** START SUPPLIED INFORMATION **
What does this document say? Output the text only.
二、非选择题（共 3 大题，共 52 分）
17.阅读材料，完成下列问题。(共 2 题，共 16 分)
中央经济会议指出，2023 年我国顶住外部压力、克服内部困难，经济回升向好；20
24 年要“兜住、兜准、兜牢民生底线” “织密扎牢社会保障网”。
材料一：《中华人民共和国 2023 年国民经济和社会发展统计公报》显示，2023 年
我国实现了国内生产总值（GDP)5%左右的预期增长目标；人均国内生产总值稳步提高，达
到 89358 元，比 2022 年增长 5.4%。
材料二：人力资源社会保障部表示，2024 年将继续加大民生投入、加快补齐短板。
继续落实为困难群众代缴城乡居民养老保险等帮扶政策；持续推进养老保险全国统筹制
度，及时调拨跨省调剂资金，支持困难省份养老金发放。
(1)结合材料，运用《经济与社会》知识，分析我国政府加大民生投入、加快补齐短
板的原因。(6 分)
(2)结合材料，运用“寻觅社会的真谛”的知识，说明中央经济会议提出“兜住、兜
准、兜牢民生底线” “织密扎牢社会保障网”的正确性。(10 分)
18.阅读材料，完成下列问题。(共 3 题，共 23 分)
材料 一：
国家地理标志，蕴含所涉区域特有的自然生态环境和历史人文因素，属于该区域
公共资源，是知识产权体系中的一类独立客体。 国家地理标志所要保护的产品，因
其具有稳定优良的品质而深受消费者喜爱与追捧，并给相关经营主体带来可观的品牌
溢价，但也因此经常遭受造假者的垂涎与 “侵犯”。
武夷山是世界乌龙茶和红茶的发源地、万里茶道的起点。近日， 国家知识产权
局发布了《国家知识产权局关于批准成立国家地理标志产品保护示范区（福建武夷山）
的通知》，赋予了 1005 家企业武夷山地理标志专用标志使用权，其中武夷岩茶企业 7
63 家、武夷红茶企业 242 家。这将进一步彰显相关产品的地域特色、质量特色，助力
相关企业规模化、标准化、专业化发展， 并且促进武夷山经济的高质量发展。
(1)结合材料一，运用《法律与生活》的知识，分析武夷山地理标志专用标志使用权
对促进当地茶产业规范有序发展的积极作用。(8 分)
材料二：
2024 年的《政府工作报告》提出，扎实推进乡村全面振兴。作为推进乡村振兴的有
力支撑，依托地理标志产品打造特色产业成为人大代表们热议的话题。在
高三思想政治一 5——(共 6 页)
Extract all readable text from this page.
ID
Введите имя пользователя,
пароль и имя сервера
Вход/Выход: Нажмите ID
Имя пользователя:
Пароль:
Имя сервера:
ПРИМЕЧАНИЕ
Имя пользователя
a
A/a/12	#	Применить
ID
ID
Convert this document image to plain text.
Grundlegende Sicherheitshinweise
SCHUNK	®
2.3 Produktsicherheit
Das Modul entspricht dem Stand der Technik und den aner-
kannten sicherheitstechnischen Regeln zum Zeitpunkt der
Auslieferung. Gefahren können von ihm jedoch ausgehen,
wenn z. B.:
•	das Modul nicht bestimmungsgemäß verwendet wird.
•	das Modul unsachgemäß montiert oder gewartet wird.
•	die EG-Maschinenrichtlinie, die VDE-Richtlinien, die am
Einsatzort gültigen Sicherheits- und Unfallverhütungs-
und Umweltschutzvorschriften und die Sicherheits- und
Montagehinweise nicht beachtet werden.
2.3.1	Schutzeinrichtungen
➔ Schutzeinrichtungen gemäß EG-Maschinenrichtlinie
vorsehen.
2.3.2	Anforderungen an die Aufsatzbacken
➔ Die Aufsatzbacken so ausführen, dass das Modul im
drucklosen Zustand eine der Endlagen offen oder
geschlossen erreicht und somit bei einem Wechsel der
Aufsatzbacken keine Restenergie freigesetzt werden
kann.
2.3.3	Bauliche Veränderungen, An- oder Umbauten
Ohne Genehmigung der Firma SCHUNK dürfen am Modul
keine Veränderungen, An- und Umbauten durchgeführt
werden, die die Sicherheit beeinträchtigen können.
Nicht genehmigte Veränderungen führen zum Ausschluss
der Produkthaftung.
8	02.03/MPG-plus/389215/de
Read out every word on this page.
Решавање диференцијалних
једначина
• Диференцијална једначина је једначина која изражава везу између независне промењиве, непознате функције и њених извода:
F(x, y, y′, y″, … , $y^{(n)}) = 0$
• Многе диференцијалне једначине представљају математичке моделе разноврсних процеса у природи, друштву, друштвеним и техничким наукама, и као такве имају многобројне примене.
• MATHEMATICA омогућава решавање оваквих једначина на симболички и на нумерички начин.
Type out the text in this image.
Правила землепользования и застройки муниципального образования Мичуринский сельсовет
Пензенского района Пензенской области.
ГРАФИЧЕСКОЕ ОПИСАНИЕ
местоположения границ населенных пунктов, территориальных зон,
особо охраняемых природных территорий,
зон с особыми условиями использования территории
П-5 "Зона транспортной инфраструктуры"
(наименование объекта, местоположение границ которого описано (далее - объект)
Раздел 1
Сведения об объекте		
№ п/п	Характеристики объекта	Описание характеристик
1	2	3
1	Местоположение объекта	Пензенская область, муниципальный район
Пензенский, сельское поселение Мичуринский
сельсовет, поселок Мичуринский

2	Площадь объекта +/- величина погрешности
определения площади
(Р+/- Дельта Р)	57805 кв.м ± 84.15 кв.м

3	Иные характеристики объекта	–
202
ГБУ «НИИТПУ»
** END SUPPLIED INFORMATION **
SHORT TASK:
Copy every line that includes the string "границ" from the material above.

RESULT BELOW:
местоположения границ населенных пунктов, территориальных зон,
(наименование объекта, местоположение границ которого описано (далее - объект)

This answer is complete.